A 65 ans, John Zorn a déjà une carrière qui parle pour lui. Compositeur avant-gardiste de renom et producteur, l’Américain joue du saxophone aussi bien que de la clarinette. De là à le réduire à un musicien de jazz, il y a bien un monde. Car le New-Yorkais est avant tout un créatif, un ingénieux ; enfin, un artiste talentueux assurément. Depuis ses débuts, il a joué dans de nombreux projets, notamment Naked City, Painkiller et surtout Masada avec lequel il a composé la musique du film Thieves Quartet avec Joey Baron, Greg Cohen et Dave Douglas durant l’été 1993.

■ Énoncé de la tâche: Transcrivez en entier, s'il vous plaît, l'extrait consacré à John Zorn, sans y changer un seul mot.

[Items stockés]
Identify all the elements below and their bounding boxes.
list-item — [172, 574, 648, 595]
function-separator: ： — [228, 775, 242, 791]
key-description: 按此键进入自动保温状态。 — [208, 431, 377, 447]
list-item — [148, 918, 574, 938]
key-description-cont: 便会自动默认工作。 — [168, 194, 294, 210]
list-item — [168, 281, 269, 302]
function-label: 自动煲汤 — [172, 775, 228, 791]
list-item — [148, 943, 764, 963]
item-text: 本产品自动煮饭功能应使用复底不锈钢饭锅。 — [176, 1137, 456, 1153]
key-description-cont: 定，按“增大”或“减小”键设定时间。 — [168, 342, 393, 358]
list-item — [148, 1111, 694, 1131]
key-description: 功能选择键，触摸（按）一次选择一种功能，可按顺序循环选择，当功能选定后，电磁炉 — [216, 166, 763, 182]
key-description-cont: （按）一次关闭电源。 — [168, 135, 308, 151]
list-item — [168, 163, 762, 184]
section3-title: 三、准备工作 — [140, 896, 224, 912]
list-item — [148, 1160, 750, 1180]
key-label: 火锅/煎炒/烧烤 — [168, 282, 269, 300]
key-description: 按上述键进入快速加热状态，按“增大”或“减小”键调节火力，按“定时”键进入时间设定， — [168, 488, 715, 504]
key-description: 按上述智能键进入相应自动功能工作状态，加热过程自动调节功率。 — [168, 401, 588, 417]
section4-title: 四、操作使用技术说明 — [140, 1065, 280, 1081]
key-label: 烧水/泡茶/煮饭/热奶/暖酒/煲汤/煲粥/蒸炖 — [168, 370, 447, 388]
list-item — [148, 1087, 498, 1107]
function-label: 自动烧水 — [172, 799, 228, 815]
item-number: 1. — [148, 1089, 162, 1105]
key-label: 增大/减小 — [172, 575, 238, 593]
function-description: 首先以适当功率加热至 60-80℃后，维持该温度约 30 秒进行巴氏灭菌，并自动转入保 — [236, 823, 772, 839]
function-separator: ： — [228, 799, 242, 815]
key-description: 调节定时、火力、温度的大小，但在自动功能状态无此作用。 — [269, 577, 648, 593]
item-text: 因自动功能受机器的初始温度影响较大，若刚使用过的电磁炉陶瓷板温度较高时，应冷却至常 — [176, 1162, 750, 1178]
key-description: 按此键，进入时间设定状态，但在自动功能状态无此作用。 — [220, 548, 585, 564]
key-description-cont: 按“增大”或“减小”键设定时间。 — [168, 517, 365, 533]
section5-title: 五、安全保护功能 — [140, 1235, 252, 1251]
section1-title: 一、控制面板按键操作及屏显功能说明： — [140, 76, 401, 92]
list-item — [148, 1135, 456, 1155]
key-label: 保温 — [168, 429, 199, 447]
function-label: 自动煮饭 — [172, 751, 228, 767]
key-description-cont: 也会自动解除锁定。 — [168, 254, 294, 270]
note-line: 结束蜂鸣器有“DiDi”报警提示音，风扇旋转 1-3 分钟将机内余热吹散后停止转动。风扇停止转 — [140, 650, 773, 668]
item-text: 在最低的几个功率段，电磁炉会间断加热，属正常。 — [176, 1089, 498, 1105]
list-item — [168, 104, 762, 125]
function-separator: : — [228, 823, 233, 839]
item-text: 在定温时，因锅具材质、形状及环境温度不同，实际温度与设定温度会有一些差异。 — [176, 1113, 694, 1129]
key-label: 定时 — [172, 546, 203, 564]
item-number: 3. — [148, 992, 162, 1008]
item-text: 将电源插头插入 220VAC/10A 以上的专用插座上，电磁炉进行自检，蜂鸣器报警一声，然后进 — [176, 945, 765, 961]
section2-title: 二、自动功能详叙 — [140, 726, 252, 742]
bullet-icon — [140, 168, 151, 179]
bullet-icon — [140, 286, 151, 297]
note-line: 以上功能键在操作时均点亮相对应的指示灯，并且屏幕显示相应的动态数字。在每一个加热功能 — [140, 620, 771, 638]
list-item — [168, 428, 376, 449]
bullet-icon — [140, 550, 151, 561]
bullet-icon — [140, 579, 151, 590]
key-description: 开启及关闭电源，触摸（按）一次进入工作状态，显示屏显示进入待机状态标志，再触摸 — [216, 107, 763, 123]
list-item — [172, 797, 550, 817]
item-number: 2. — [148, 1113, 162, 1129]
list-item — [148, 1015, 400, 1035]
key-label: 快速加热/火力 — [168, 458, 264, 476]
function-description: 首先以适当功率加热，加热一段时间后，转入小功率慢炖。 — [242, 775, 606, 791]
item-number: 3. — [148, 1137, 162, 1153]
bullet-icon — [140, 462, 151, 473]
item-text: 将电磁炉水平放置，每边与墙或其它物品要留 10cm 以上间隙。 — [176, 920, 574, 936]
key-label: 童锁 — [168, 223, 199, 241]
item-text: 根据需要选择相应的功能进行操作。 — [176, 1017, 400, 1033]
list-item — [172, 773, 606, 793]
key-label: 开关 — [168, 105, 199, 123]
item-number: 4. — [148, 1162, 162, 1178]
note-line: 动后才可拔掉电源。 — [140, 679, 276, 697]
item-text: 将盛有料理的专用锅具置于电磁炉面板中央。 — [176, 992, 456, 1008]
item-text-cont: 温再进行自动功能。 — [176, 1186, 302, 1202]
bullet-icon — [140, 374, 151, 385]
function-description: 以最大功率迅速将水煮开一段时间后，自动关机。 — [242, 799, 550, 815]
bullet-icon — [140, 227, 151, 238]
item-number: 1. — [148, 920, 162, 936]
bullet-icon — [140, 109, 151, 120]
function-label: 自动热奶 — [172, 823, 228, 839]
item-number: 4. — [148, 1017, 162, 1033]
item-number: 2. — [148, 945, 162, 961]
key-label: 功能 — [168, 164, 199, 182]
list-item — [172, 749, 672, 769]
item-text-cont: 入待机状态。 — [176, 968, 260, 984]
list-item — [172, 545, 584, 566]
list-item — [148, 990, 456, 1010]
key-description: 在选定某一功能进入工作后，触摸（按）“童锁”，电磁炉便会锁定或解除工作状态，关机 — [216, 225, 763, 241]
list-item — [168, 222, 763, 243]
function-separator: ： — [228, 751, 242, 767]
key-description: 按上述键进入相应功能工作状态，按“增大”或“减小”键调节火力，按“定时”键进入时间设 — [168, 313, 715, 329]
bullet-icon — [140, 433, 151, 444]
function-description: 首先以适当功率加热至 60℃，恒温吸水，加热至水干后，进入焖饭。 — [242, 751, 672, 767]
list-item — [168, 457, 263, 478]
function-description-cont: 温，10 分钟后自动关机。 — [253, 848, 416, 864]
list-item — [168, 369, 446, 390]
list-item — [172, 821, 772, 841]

■ Résultat attendu:
A 65 ans, John Zorn a déjà une carrière qui parle pour lui. Compositeur avant-gardiste de renom et producteur, l’Américain joue du saxophone aussi bien que de la clarinette. De là à le réduire à un musicien de jazz, il y a bien un monde. Car le New-Yorkais est avant tout un créatif, un ingénieux ; enfin, un artiste talentueux assurément. Depuis ses débuts, il a joué dans de nombreux projets, notamment Naked City, Painkiller et surtout Masada avec lequel il a composé la musique du film Thieves Quartet avec Joey Baron, Greg Cohen et Dave Douglas durant l’été 1993.